Records about charts and figures
** Begin **
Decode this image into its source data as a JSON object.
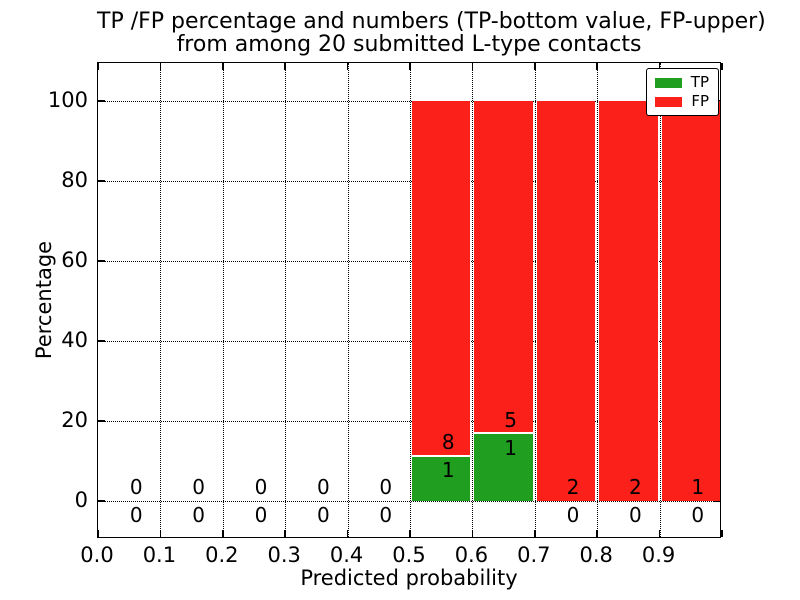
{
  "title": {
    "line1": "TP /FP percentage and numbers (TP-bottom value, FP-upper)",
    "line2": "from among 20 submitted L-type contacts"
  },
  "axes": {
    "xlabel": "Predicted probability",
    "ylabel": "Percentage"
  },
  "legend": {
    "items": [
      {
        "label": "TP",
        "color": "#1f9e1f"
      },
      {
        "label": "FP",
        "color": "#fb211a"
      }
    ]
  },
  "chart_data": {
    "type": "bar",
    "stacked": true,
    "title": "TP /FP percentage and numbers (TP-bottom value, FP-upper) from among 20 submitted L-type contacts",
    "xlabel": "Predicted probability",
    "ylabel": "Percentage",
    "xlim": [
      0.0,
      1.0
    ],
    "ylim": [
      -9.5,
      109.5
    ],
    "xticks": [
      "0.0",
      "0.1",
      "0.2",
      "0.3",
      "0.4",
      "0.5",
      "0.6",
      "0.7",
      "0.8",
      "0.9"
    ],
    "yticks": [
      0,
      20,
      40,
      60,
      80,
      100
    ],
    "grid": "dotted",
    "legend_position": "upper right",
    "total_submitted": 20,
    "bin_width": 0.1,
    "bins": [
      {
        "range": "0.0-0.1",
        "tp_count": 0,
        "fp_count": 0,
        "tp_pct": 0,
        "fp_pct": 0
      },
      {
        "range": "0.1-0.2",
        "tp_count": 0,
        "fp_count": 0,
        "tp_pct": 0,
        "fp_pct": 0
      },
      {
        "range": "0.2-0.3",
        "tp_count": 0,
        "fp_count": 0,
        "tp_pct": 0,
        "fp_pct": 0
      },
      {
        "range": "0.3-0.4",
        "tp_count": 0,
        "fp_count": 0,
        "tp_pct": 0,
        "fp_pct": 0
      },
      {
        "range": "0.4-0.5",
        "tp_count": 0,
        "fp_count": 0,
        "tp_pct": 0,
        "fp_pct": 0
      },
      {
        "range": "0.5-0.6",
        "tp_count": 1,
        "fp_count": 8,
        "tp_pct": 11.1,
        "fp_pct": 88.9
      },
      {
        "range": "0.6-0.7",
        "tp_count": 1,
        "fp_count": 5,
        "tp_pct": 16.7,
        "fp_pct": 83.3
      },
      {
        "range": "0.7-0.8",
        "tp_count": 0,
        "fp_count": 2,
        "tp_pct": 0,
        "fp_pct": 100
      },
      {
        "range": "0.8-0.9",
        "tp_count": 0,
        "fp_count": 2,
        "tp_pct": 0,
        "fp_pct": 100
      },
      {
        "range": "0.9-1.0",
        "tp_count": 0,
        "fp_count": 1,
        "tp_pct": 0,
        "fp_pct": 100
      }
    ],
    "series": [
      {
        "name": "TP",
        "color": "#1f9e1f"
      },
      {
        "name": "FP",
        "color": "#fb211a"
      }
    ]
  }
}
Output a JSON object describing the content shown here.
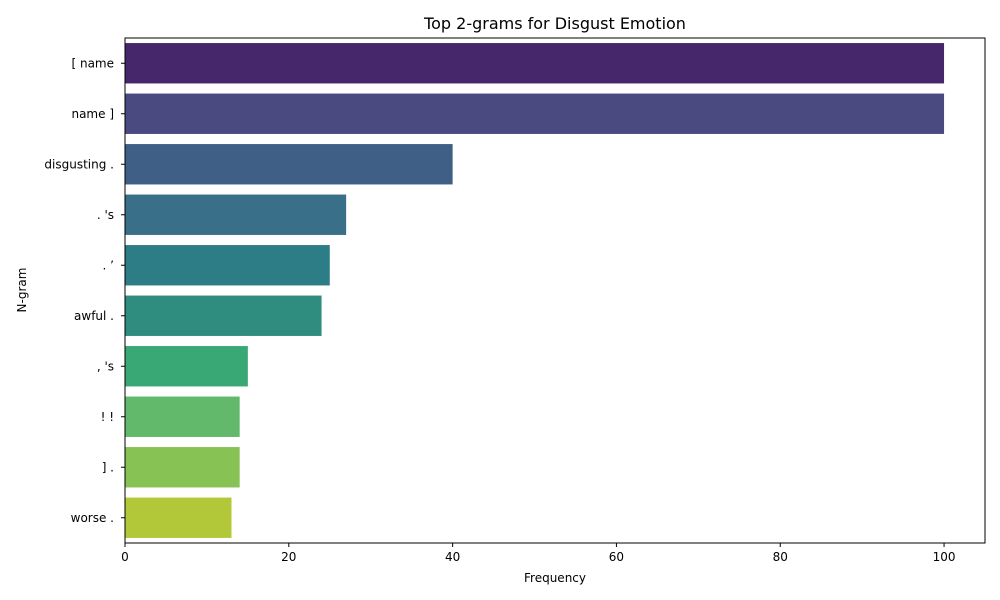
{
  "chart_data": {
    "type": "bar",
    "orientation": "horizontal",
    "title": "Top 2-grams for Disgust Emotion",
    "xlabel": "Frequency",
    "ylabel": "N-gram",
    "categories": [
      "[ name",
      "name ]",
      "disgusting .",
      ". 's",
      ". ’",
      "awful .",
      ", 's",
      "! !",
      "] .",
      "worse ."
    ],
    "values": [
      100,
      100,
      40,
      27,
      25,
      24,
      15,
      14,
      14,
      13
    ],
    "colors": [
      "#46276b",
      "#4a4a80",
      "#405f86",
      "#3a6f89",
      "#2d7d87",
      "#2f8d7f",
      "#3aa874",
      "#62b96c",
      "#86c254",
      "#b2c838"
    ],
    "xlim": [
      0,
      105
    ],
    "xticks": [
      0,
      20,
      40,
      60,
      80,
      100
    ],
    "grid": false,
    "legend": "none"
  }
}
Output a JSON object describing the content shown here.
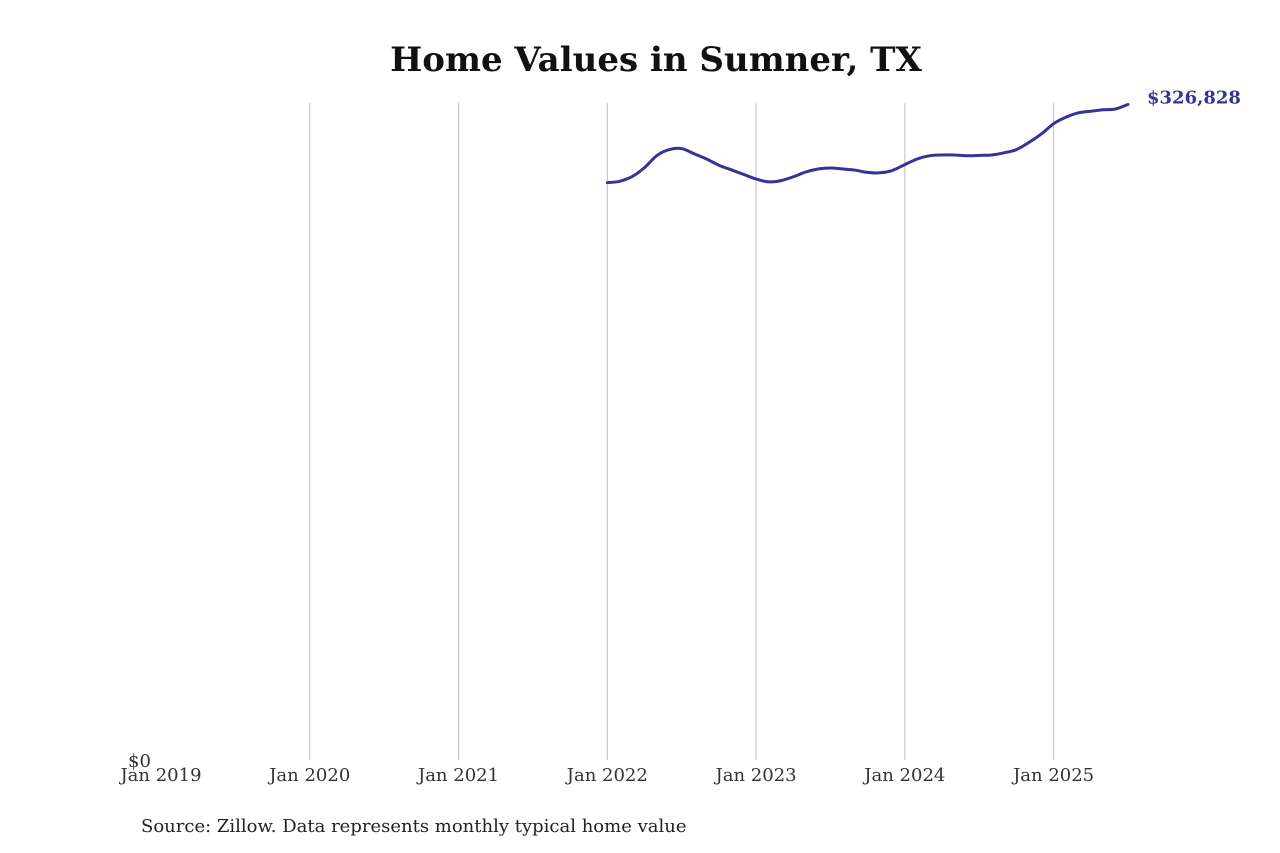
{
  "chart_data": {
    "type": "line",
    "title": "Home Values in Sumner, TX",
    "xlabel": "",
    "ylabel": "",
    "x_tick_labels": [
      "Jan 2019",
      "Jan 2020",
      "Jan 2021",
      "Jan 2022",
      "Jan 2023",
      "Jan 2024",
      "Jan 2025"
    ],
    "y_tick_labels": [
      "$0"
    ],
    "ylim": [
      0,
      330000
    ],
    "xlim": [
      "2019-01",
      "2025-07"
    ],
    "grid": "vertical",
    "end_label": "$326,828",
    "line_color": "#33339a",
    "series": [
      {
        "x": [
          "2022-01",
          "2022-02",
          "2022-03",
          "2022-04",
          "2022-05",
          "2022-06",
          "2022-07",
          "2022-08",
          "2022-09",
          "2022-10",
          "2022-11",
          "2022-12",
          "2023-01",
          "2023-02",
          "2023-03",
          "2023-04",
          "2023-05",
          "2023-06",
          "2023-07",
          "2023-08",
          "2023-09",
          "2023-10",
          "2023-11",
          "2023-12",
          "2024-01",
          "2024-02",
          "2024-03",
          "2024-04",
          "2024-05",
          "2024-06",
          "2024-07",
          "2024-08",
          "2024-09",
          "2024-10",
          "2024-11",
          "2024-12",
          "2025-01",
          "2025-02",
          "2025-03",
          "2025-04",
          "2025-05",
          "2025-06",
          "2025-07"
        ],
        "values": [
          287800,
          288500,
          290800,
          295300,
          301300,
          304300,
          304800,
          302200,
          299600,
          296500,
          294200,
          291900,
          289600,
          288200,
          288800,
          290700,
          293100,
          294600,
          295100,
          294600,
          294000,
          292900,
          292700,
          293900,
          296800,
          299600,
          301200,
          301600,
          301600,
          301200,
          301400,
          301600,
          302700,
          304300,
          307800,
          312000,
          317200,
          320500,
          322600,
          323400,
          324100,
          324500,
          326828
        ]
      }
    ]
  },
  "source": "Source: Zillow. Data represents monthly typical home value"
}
** End **
** Begin **
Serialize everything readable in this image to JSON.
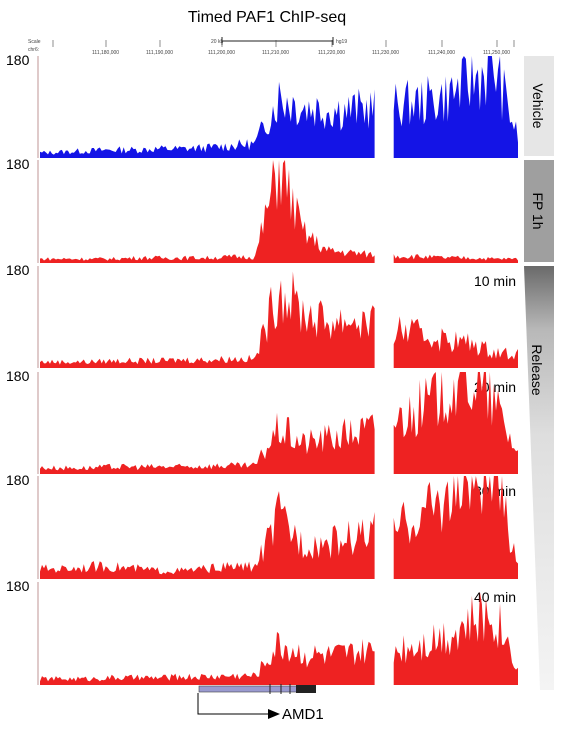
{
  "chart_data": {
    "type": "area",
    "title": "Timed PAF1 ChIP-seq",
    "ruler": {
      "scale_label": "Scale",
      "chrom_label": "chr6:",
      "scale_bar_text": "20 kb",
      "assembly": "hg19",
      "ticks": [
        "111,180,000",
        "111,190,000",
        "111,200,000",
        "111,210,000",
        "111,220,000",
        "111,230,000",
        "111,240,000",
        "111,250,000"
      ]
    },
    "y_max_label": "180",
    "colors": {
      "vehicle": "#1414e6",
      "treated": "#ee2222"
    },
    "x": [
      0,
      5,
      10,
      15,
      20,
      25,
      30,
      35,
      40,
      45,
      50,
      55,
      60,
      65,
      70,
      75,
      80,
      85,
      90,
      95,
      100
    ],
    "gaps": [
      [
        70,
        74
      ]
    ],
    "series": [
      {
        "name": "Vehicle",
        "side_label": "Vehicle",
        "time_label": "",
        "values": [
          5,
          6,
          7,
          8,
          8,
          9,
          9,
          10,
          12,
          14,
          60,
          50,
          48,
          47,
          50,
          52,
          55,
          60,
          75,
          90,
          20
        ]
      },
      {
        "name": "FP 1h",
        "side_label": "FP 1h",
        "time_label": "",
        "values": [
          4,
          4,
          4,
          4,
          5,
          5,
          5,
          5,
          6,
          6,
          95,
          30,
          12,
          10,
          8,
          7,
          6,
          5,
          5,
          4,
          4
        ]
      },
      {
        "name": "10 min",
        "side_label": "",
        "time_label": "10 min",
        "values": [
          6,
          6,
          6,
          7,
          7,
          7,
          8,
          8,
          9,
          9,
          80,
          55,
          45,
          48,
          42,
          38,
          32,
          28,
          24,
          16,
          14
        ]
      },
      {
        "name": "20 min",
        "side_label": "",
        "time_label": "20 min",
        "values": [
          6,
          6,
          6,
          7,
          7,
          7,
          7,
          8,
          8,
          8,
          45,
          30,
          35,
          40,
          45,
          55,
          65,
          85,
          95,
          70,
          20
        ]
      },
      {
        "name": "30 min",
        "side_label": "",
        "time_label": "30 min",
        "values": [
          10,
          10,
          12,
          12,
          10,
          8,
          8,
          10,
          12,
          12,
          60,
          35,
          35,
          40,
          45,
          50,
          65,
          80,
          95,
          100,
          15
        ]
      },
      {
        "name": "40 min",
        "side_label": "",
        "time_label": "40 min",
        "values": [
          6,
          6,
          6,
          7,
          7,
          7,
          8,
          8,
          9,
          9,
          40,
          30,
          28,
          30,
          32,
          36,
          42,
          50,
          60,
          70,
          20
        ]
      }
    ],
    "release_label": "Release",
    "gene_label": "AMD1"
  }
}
** End **
THE TASK: Select every line in the records above that contains the word "bottom".

RESPONSE TO THE TASK:
    "line1": "TP /FP percentage and numbers (TP-bottom value, FP-upper)",
    "title": "TP /FP percentage and numbers (TP-bottom value, FP-upper) from among 20 submitted L-type contacts",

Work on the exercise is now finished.